| What is required |
Give the number of lines that include the word "отходами", nothing more.

| Dataset items |
* BEGIN *

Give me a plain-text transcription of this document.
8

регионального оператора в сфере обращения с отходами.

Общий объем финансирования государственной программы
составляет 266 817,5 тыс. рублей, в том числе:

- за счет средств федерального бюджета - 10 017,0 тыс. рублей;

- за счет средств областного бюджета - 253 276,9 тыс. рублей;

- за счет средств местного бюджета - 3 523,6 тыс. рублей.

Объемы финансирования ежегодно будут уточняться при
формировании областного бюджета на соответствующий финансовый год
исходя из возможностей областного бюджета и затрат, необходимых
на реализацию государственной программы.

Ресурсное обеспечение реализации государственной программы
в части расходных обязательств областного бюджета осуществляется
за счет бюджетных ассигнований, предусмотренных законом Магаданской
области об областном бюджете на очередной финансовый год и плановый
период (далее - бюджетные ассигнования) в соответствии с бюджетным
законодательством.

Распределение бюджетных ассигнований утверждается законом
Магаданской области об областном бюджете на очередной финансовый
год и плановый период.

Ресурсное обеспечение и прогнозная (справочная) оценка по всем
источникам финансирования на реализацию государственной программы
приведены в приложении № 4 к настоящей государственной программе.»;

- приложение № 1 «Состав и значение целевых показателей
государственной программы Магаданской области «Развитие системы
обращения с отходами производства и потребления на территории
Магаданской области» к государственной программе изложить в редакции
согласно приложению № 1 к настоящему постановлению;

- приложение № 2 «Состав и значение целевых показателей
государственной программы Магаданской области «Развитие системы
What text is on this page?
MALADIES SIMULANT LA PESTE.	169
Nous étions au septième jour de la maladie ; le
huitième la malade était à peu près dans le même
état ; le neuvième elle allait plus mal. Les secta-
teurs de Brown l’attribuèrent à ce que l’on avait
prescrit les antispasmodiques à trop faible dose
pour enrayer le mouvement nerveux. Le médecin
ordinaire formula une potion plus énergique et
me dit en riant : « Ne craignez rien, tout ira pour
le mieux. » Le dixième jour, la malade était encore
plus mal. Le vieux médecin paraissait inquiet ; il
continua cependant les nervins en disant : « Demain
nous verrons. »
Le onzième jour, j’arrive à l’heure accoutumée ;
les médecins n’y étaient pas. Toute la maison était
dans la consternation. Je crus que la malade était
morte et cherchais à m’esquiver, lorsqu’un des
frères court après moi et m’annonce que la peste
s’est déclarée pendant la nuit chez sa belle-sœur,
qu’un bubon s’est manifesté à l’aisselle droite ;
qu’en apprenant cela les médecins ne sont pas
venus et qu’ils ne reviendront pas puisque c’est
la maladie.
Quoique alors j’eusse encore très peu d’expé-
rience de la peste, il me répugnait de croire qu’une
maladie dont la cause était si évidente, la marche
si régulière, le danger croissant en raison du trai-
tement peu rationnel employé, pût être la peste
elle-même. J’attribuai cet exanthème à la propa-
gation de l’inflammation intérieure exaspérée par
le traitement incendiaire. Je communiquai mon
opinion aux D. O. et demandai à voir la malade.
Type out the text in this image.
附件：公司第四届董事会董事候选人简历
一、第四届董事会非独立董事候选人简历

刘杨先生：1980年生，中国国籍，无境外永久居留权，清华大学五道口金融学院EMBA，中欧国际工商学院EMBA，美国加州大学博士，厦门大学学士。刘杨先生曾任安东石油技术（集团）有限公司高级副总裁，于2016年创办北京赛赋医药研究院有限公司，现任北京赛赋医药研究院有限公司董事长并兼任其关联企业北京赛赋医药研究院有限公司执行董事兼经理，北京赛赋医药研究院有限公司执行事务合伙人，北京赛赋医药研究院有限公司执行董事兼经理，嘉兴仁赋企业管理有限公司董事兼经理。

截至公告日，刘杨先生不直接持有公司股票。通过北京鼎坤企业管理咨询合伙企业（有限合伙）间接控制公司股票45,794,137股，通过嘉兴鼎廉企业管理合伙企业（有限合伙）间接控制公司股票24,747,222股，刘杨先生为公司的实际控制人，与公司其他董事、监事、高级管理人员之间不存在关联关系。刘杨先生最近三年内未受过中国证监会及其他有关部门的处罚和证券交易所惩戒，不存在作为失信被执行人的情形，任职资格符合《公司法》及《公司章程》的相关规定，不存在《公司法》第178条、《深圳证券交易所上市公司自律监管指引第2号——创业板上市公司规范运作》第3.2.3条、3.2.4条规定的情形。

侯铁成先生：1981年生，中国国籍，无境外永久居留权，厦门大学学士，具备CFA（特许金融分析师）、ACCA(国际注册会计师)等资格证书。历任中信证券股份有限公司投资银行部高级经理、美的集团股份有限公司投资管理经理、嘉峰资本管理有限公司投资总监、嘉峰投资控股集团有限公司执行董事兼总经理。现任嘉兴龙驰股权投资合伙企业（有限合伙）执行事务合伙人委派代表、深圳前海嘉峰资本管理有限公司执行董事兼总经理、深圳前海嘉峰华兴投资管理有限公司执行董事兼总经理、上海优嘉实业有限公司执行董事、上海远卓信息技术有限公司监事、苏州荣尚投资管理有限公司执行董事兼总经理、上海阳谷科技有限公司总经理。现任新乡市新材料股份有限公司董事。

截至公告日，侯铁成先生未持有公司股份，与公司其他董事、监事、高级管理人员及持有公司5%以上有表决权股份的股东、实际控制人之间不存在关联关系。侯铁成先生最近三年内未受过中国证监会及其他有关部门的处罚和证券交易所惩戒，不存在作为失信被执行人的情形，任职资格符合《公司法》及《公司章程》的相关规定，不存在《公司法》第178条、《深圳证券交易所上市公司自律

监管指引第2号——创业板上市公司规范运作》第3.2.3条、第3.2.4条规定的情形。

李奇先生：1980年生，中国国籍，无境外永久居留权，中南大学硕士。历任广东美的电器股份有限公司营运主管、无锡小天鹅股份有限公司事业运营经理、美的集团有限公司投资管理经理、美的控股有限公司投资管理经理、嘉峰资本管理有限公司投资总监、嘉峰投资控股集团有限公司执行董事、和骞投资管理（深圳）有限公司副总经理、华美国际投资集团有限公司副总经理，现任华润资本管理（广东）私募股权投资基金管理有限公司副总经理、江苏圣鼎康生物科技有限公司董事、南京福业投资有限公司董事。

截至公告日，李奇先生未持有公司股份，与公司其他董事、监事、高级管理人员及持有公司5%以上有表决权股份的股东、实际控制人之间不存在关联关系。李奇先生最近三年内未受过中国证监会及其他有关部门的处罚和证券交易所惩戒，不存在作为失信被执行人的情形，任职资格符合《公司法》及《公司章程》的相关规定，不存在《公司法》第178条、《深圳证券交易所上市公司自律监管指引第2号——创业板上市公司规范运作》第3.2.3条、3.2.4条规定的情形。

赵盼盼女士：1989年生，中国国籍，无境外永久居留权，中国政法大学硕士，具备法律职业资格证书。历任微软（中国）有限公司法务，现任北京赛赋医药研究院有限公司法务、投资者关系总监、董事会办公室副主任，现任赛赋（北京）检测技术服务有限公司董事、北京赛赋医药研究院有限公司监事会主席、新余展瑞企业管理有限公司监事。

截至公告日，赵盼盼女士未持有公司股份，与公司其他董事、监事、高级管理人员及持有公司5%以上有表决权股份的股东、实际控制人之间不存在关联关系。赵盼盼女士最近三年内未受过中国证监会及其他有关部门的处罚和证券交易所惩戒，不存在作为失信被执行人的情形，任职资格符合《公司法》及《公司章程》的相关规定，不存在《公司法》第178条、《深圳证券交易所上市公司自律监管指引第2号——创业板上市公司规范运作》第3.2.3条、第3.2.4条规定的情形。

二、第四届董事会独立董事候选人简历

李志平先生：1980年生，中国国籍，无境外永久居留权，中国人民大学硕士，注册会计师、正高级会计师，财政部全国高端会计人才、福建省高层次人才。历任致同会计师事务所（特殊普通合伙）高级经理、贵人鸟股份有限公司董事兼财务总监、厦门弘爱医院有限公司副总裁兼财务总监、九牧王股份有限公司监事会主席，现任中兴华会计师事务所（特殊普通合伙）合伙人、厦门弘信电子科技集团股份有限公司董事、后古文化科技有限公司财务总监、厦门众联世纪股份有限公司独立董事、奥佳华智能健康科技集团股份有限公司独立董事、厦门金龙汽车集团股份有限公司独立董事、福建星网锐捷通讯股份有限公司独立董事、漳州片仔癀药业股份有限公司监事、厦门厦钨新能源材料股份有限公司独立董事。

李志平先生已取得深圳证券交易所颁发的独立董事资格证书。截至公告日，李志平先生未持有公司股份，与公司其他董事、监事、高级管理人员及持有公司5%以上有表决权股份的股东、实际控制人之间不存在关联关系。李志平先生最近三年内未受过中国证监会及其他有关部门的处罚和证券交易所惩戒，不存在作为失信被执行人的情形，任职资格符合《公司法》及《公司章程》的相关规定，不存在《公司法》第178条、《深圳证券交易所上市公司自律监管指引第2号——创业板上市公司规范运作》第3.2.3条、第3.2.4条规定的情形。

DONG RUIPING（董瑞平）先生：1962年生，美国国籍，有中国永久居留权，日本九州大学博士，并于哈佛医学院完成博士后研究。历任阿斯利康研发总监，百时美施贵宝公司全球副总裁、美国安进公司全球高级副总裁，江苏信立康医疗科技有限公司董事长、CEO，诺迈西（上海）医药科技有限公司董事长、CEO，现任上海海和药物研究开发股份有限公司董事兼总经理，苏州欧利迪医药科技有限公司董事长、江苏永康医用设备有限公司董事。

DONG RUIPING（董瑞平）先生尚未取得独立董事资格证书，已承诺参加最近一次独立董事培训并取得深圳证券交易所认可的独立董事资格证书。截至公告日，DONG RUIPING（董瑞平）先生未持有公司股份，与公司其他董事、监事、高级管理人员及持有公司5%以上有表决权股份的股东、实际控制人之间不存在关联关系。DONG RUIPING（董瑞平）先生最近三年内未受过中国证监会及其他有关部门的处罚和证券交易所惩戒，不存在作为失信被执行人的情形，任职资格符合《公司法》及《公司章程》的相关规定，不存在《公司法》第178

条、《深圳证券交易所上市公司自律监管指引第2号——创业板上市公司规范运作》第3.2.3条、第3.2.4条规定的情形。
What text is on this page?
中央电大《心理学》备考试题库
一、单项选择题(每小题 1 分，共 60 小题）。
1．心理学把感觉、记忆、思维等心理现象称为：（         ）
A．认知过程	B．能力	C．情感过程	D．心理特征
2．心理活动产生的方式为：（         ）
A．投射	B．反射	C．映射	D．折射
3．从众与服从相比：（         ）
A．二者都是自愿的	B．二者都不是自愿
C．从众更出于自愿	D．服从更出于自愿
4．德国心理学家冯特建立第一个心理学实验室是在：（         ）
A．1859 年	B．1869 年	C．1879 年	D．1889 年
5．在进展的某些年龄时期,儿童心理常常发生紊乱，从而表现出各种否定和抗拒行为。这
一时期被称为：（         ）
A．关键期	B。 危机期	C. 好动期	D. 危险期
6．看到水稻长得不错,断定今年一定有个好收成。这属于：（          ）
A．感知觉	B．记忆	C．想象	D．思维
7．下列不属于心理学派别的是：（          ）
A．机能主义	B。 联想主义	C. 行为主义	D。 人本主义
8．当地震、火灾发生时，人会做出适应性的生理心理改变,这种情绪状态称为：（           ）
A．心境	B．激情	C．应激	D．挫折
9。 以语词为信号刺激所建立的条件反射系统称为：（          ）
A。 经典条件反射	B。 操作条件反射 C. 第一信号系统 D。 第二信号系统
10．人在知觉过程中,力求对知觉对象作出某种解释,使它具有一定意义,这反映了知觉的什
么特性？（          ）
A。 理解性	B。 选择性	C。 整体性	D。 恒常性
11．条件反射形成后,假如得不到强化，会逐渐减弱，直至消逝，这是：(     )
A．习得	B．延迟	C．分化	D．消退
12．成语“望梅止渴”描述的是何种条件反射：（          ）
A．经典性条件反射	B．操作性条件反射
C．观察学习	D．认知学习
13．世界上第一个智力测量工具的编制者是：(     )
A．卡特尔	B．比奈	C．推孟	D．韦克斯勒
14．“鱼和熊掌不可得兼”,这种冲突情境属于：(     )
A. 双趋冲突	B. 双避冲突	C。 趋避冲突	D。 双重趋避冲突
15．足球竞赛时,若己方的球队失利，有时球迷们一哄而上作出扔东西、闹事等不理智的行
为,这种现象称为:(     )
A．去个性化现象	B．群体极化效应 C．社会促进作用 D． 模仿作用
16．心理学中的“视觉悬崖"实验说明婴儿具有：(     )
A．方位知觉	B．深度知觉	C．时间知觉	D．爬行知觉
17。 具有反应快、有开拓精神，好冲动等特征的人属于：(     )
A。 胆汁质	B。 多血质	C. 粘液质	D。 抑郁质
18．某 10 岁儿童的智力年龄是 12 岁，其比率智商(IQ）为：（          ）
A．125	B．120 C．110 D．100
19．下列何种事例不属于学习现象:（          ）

* END *

| Completed task |
2